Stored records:

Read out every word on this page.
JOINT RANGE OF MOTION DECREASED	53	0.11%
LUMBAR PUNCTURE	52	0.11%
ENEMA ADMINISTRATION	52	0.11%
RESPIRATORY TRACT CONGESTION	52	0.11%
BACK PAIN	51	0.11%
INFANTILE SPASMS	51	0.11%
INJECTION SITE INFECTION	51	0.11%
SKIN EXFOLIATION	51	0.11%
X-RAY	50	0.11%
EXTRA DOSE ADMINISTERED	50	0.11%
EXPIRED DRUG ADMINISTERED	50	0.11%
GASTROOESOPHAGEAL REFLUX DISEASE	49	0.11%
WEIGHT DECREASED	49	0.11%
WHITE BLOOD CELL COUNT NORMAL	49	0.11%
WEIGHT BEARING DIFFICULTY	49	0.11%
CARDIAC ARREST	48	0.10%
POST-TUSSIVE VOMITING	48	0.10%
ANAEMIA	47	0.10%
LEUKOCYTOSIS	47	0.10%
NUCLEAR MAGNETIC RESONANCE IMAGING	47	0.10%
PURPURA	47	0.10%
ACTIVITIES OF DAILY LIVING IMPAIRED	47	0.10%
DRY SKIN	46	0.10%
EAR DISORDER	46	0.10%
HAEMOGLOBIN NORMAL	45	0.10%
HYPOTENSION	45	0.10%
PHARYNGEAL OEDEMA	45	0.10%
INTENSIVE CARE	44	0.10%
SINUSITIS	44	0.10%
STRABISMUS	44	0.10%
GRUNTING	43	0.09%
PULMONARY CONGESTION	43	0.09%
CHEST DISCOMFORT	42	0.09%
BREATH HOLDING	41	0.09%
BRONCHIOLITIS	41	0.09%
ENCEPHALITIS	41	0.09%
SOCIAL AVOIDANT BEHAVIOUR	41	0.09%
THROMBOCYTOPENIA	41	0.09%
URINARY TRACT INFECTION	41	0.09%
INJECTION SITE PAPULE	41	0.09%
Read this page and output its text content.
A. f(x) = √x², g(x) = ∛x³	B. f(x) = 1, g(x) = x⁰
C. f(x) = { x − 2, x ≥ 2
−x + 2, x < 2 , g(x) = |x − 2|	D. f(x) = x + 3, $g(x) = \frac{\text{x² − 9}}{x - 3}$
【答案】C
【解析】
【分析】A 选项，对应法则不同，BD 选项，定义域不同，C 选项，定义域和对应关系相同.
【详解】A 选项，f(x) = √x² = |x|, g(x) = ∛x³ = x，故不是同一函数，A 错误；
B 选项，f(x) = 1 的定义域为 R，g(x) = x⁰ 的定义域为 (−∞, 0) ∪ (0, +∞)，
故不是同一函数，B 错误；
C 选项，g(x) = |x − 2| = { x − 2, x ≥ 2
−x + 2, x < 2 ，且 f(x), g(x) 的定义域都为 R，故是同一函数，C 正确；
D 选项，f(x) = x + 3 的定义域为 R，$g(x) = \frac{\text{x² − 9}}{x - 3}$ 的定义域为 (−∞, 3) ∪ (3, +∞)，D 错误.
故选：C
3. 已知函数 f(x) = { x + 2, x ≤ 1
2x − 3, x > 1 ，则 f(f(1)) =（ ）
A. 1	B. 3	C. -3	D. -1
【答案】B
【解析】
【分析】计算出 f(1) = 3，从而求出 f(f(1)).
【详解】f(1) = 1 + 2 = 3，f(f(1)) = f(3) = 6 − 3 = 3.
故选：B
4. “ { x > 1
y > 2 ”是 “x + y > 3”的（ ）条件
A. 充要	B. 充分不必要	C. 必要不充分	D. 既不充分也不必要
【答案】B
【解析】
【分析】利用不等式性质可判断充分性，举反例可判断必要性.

What you should do: State how many lines of the entries above include the word "故不是同一函数", offering no text other than the number.

Written solution: 2